Data excerpts

□ □ □

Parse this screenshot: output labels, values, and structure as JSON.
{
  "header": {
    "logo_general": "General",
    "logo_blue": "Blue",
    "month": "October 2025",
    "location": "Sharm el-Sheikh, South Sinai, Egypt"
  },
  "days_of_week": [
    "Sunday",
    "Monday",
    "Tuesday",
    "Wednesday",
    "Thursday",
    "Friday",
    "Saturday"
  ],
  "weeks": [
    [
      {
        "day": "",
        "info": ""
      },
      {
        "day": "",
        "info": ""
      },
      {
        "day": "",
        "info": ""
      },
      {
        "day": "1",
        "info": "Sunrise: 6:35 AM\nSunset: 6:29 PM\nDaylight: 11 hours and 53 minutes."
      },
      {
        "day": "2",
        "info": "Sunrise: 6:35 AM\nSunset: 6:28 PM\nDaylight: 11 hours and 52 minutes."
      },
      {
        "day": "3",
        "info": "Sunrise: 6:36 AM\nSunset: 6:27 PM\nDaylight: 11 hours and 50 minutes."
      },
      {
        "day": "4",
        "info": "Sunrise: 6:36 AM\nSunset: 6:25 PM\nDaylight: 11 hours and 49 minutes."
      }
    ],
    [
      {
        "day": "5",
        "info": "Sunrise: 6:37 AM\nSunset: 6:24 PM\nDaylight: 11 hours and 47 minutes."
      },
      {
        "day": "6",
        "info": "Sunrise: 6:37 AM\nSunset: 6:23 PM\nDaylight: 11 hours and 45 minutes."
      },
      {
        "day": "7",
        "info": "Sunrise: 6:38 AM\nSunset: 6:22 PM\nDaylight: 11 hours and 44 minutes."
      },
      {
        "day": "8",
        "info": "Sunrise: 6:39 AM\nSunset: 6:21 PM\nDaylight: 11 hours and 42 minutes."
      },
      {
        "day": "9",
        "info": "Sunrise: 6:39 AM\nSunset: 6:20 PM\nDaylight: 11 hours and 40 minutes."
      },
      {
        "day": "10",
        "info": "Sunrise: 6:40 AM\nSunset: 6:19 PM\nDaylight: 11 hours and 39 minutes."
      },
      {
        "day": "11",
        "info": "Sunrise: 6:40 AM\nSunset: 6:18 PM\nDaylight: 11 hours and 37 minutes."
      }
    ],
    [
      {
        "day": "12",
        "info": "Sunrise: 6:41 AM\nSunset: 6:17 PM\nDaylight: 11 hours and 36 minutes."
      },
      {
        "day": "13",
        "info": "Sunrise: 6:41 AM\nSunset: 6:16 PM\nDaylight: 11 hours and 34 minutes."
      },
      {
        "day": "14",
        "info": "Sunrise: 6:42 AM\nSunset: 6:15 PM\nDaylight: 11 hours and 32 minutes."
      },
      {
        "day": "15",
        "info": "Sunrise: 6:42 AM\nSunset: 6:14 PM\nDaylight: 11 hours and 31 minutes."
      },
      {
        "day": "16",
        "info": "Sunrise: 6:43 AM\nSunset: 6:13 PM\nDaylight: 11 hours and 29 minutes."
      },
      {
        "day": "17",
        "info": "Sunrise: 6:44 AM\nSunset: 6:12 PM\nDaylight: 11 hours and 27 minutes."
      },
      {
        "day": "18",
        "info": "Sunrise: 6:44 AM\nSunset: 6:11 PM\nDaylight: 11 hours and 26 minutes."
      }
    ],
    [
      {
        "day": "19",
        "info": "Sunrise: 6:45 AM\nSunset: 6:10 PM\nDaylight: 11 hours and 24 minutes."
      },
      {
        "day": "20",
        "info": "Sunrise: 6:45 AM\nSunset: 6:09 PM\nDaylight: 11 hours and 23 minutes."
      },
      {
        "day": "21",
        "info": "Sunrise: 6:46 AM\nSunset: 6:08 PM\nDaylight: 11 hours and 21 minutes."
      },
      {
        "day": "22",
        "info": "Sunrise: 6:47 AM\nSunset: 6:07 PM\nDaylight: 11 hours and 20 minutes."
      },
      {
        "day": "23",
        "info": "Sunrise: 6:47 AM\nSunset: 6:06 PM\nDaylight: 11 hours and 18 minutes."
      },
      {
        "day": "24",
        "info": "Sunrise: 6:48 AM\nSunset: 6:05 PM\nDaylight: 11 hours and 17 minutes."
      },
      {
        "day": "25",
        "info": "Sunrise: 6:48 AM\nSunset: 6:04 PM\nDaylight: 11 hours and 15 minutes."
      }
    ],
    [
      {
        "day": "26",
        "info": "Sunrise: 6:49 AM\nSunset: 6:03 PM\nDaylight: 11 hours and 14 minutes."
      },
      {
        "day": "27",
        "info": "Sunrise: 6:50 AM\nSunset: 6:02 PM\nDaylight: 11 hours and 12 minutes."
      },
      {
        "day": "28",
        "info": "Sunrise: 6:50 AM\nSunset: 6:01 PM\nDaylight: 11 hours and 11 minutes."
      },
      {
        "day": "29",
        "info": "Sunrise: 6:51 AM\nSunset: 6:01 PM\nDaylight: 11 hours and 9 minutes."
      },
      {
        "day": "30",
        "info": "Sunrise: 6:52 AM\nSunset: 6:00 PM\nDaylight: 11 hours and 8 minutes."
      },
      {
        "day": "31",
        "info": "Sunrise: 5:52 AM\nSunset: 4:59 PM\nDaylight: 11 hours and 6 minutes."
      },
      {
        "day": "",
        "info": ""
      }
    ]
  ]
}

□ □ □

Stated problem:
Retype every record above exactly as it appears.

Output:
Parse this screenshot: output labels, values, and structure as JSON.
{
  "header": {
    "logo_general": "General",
    "logo_blue": "Blue",
    "month": "October 2025",
    "location": "Sharm el-Sheikh, South Sinai, Egypt"
  },
  "days_of_week": [
    "Sunday",
    "Monday",
    "Tuesday",
    "Wednesday",
    "Thursday",
    "Friday",
    "Saturday"
  ],
  "weeks": [
    [
      {
        "day": "",
        "info": ""
      },
      {
        "day": "",
        "info": ""
      },
      {
        "day": "",
        "info": ""
      },
      {
        "day": "1",
        "info": "Sunrise: 6:35 AM\nSunset: 6:29 PM\nDaylight: 11 hours and 53 minutes."
      },
      {
        "day": "2",
        "info": "Sunrise: 6:35 AM\nSunset: 6:28 PM\nDaylight: 11 hours and 52 minutes."
      },
      {
        "day": "3",
        "info": "Sunrise: 6:36 AM\nSunset: 6:27 PM\nDaylight: 11 hours and 50 minutes."
      },
      {
        "day": "4",
        "info": "Sunrise: 6:36 AM\nSunset: 6:25 PM\nDaylight: 11 hours and 49 minutes."
      }
    ],
    [
      {
        "day": "5",
        "info": "Sunrise: 6:37 AM\nSunset: 6:24 PM\nDaylight: 11 hours and 47 minutes."
      },
      {
        "day": "6",
        "info": "Sunrise: 6:37 AM\nSunset: 6:23 PM\nDaylight: 11 hours and 45 minutes."
      },
      {
        "day": "7",
        "info": "Sunrise: 6:38 AM\nSunset: 6:22 PM\nDaylight: 11 hours and 44 minutes."
      },
      {
        "day": "8",
        "info": "Sunrise: 6:39 AM\nSunset: 6:21 PM\nDaylight: 11 hours and 42 minutes."
      },
      {
        "day": "9",
        "info": "Sunrise: 6:39 AM\nSunset: 6:20 PM\nDaylight: 11 hours and 40 minutes."
      },
      {
        "day": "10",
        "info": "Sunrise: 6:40 AM\nSunset: 6:19 PM\nDaylight: 11 hours and 39 minutes."
      },
      {
        "day": "11",
        "info": "Sunrise: 6:40 AM\nSunset: 6:18 PM\nDaylight: 11 hours and 37 minutes."
      }
    ],
    [
      {
        "day": "12",
        "info": "Sunrise: 6:41 AM\nSunset: 6:17 PM\nDaylight: 11 hours and 36 minutes."
      },
      {
        "day": "13",
        "info": "Sunrise: 6:41 AM\nSunset: 6:16 PM\nDaylight: 11 hours and 34 minutes."
      },
      {
        "day": "14",
        "info": "Sunrise: 6:42 AM\nSunset: 6:15 PM\nDaylight: 11 hours and 32 minutes."
      },
      {
        "day": "15",
        "info": "Sunrise: 6:42 AM\nSunset: 6:14 PM\nDaylight: 11 hours and 31 minutes."
      },
      {
        "day": "16",
        "info": "Sunrise: 6:43 AM\nSunset: 6:13 PM\nDaylight: 11 hours and 29 minutes."
      },
      {
        "day": "17",
        "info": "Sunrise: 6:44 AM\nSunset: 6:12 PM\nDaylight: 11 hours and 27 minutes."
      },
      {
        "day": "18",
        "info": "Sunrise: 6:44 AM\nSunset: 6:11 PM\nDaylight: 11 hours and 26 minutes."
      }
    ],
    [
      {
        "day": "19",
        "info": "Sunrise: 6:45 AM\nSunset: 6:10 PM\nDaylight: 11 hours and 24 minutes."
      },
      {
        "day": "20",
        "info": "Sunrise: 6:45 AM\nSunset: 6:09 PM\nDaylight: 11 hours and 23 minutes."
      },
      {
        "day": "21",
        "info": "Sunrise: 6:46 AM\nSunset: 6:08 PM\nDaylight: 11 hours and 21 minutes."
      },
      {
        "day": "22",
        "info": "Sunrise: 6:47 AM\nSunset: 6:07 PM\nDaylight: 11 hours and 20 minutes."
      },
      {
        "day": "23",
        "info": "Sunrise: 6:47 AM\nSunset: 6:06 PM\nDaylight: 11 hours and 18 minutes."
      },
      {
        "day": "24",
        "info": "Sunrise: 6:48 AM\nSunset: 6:05 PM\nDaylight: 11 hours and 17 minutes."
      },
      {
        "day": "25",
        "info": "Sunrise: 6:48 AM\nSunset: 6:04 PM\nDaylight: 11 hours and 15 minutes."
      }
    ],
    [
      {
        "day": "26",
        "info": "Sunrise: 6:49 AM\nSunset: 6:03 PM\nDaylight: 11 hours and 14 minutes."
      },
      {
        "day": "27",
        "info": "Sunrise: 6:50 AM\nSunset: 6:02 PM\nDaylight: 11 hours and 12 minutes."
      },
      {
        "day": "28",
        "info": "Sunrise: 6:50 AM\nSunset: 6:01 PM\nDaylight: 11 hours and 11 minutes."
      },
      {
        "day": "29",
        "info": "Sunrise: 6:51 AM\nSunset: 6:01 PM\nDaylight: 11 hours and 9 minutes."
      },
      {
        "day": "30",
        "info": "Sunrise: 6:52 AM\nSunset: 6:00 PM\nDaylight: 11 hours and 8 minutes."
      },
      {
        "day": "31",
        "info": "Sunrise: 5:52 AM\nSunset: 4:59 PM\nDaylight: 11 hours and 6 minutes."
      },
      {
        "day": "",
        "info": ""
      }
    ]
  ]
}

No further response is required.